Exercise requirements
Go through the listing and pick out each line with the word "this" in it.

★ ★ ★ ★

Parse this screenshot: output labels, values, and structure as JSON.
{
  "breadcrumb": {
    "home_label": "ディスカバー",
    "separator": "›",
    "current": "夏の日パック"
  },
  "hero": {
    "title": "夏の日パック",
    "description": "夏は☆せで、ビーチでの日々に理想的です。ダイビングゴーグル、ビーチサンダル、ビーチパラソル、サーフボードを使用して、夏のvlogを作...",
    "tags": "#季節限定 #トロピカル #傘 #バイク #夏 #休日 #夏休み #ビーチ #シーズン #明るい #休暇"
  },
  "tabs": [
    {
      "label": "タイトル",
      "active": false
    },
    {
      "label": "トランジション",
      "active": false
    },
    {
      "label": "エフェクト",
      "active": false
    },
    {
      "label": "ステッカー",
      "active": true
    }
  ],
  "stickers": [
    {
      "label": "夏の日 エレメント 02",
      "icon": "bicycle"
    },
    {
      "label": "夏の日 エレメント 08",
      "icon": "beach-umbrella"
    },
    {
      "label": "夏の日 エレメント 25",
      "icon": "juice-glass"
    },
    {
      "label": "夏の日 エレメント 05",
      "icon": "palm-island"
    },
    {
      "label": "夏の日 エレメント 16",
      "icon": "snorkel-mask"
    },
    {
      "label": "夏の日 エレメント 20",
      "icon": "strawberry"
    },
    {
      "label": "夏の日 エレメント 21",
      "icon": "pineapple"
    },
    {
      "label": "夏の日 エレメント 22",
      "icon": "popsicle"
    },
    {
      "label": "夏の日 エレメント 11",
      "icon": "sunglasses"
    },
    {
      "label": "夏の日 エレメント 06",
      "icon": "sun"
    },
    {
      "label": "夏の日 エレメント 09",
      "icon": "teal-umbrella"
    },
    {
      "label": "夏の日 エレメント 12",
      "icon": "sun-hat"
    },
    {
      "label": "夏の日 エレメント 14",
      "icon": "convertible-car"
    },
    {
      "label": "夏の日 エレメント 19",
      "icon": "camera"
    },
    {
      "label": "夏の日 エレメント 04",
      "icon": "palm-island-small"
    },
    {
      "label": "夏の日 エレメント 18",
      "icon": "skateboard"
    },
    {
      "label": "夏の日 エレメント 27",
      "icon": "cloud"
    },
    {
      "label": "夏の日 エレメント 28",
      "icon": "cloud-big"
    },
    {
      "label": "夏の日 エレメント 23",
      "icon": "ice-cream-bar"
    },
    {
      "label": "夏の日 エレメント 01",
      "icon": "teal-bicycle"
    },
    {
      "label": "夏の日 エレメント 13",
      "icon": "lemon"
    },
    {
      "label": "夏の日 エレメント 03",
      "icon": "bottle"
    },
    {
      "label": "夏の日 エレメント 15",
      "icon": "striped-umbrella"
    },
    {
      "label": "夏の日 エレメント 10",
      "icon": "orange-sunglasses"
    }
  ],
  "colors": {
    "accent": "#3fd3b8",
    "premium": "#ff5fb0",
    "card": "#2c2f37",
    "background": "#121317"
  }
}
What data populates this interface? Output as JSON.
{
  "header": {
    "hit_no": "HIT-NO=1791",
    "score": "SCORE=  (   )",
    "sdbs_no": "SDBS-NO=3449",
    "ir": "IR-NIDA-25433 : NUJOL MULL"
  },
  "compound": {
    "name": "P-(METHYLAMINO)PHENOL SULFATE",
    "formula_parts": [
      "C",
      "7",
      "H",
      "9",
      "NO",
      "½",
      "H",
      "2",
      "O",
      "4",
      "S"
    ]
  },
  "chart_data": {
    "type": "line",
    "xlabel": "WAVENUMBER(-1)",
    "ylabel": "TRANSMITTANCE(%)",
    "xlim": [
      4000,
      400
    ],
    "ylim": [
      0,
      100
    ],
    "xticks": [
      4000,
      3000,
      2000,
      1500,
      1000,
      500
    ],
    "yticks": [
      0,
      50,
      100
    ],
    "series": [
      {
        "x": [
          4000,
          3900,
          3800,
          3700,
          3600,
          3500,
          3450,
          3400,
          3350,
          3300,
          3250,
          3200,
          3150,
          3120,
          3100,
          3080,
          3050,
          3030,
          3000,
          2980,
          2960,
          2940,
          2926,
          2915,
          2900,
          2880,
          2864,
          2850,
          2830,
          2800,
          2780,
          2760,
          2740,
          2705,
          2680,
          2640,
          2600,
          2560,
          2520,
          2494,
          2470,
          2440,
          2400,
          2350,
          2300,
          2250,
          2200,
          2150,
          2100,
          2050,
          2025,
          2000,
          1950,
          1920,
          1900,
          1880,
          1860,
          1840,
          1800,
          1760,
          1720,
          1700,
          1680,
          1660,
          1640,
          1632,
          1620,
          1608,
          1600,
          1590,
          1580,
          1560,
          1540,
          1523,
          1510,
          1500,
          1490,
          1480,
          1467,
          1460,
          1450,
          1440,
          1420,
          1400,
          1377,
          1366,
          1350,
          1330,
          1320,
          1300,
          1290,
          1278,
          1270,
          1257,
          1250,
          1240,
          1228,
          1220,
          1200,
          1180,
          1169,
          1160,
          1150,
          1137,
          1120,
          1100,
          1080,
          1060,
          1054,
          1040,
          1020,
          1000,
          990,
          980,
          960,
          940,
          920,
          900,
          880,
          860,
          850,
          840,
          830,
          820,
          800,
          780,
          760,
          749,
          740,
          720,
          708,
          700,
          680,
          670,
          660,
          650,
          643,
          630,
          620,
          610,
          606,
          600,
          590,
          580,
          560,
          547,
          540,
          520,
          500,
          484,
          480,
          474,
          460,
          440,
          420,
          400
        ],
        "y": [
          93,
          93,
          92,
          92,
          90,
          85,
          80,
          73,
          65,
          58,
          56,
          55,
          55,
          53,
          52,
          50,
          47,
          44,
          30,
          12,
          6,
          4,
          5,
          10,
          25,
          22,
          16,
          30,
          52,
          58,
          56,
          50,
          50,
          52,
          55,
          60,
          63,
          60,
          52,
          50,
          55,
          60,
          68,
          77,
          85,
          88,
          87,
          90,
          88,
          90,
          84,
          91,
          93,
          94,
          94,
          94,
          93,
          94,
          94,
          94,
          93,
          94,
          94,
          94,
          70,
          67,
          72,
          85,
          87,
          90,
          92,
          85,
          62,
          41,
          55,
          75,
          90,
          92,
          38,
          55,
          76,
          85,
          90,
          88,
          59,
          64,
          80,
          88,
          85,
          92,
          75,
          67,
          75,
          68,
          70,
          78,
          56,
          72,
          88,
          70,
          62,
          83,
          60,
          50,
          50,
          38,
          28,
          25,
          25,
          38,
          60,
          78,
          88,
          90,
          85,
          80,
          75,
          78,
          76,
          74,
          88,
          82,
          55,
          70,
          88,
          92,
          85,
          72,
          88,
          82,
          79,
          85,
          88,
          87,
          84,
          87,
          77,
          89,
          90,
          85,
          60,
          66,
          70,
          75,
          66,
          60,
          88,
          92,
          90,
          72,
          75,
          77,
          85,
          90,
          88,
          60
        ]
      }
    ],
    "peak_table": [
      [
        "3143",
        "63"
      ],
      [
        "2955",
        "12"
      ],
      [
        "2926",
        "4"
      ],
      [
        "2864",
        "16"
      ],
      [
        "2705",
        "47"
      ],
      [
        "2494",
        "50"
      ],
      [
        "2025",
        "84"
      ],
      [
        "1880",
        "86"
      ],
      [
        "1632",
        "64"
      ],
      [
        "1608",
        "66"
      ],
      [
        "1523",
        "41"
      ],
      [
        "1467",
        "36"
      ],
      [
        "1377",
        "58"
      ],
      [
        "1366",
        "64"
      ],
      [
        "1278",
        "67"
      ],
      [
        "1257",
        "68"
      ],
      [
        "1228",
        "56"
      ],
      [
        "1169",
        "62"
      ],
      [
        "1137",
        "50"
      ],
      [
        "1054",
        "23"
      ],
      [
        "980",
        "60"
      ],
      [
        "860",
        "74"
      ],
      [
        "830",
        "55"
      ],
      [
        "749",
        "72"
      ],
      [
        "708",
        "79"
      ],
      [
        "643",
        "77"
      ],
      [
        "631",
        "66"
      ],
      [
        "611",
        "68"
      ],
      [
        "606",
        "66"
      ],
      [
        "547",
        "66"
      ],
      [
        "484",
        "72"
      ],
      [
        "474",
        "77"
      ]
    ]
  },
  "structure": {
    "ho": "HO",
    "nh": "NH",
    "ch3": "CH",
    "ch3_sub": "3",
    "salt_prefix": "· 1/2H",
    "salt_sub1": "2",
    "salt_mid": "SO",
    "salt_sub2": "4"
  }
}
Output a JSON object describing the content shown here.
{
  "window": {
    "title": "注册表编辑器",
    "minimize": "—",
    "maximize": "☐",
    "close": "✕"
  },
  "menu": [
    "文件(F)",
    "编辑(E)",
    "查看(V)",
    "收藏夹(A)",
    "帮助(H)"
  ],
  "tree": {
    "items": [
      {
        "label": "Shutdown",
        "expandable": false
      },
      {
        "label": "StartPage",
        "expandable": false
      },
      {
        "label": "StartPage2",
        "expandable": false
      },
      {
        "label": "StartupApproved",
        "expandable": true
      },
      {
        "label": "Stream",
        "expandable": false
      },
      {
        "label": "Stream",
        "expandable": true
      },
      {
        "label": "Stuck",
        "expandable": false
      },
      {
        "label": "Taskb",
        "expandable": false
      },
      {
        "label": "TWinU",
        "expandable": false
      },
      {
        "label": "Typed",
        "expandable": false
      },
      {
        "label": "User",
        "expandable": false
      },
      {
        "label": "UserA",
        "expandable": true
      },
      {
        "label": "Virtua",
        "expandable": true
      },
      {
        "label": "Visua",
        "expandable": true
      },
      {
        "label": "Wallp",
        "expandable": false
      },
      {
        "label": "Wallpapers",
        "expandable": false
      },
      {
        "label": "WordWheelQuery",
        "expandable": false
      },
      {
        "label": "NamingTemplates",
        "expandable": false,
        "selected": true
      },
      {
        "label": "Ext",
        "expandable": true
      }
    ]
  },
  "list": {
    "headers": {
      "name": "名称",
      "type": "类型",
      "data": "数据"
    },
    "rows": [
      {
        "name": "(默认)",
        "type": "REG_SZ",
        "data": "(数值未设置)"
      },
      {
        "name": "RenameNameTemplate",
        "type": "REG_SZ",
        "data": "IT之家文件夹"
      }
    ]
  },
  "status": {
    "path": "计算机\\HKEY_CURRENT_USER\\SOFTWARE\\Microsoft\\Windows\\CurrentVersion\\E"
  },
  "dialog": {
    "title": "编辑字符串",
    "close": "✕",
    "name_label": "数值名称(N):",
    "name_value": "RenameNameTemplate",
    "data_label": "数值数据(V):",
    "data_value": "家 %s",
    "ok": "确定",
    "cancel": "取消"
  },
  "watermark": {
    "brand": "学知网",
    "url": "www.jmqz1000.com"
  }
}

★ ★ ★ ★

Expected answer
Parse this screenshot: output labels, values, and structure as JSON.
What data populates this interface? Output as JSON.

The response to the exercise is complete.